Extracted material:
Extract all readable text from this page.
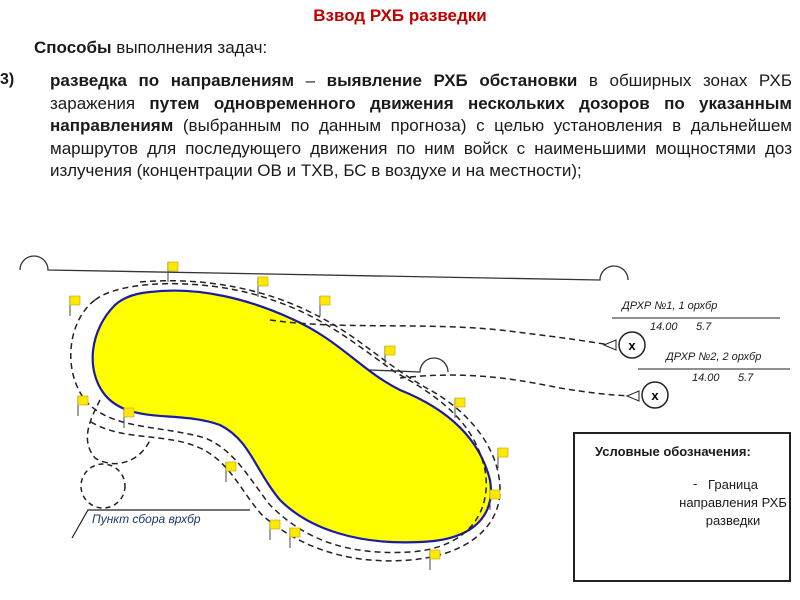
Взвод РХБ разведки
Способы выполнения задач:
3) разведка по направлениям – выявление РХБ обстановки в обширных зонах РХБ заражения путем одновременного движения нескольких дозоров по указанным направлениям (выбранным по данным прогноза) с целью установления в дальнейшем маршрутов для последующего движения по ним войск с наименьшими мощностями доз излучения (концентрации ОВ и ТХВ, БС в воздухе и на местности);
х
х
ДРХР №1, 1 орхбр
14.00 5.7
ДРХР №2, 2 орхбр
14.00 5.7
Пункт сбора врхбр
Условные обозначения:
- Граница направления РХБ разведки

---

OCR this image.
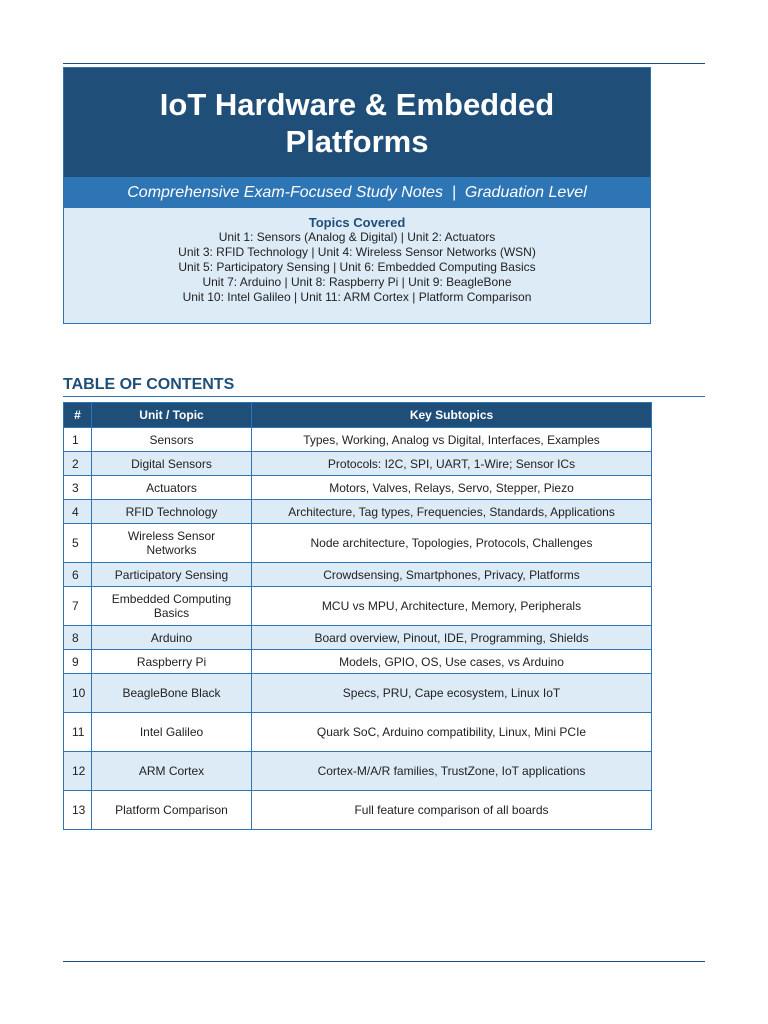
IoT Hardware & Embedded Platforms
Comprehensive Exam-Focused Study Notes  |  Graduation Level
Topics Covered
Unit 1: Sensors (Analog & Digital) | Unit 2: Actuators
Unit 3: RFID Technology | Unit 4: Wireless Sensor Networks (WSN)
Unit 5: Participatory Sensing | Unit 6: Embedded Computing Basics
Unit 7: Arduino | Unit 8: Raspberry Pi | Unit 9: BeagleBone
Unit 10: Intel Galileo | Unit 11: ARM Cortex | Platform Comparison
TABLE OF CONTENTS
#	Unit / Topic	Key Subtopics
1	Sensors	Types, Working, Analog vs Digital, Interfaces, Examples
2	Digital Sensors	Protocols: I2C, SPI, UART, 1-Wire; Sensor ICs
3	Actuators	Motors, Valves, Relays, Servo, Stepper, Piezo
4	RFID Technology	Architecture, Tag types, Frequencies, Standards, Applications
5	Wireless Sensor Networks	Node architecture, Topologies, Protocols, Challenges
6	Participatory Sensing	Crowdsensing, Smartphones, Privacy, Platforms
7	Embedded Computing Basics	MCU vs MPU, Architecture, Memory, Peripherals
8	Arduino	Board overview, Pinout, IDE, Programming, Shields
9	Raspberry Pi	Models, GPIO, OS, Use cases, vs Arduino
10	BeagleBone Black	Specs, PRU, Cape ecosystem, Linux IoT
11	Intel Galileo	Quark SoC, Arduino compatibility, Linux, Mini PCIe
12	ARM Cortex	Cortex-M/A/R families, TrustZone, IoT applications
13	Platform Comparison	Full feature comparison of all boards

Goal:
Extract every line from the records above that contains the word "Linux".

Final result:
10	BeagleBone Black	Specs, PRU, Cape ecosystem, Linux IoT
11	Intel Galileo	Quark SoC, Arduino compatibility, Linux, Mini PCIe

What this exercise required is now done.